**WHAT THIS TASK INVOLVES:** Omit every picture and output the rest of the records exactly as they are.

---------- TASK INPUTS

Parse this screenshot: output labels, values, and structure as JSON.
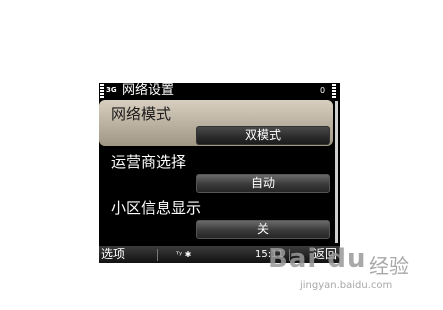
{
  "status_bar": {
    "network_badge": "3G",
    "title": "网络设置",
    "battery_level": "0"
  },
  "settings": [
    {
      "label": "网络模式",
      "value": "双模式",
      "selected": true
    },
    {
      "label": "运营商选择",
      "value": "自动",
      "selected": false
    },
    {
      "label": "小区信息显示",
      "value": "关",
      "selected": false
    }
  ],
  "softkeys": {
    "left": "选项",
    "indicators": "ᵀʸ ✱",
    "time": "15:11",
    "right": "返回"
  },
  "watermark": {
    "logo": "Bai du",
    "text": "经验",
    "url": "jingyan.baidu.com"
  },
  "colors": {
    "screen_background": "#000000",
    "selection_highlight": "#c8bfae"
  },
  "icons": [
    "signal-strength-icon",
    "battery-icon"
  ]
}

--------------------

**SOLVED EXERCISE:**
Parse this screenshot: output labels, values, and structure as JSON.
{
  "status_bar": {
    "network_badge": "3G",
    "title": "网络设置",
    "battery_level": "0"
  },
  "settings": [
    {
      "label": "网络模式",
      "value": "双模式",
      "selected": true
    },
    {
      "label": "运营商选择",
      "value": "自动",
      "selected": false
    },
    {
      "label": "小区信息显示",
      "value": "关",
      "selected": false
    }
  ],
  "softkeys": {
    "left": "选项",
    "indicators": "ᵀʸ ✱",
    "time": "15:11",
    "right": "返回"
  },
  "watermark": {
    "logo": "Bai du",
    "text": "经验",
    "url": "jingyan.baidu.com"
  },
  "colors": {
    "screen_background": "#000000",
    "selection_highlight": "#c8bfae"
  },
  "icons": [
    "signal-strength-icon",
    "battery-icon"
  ]
}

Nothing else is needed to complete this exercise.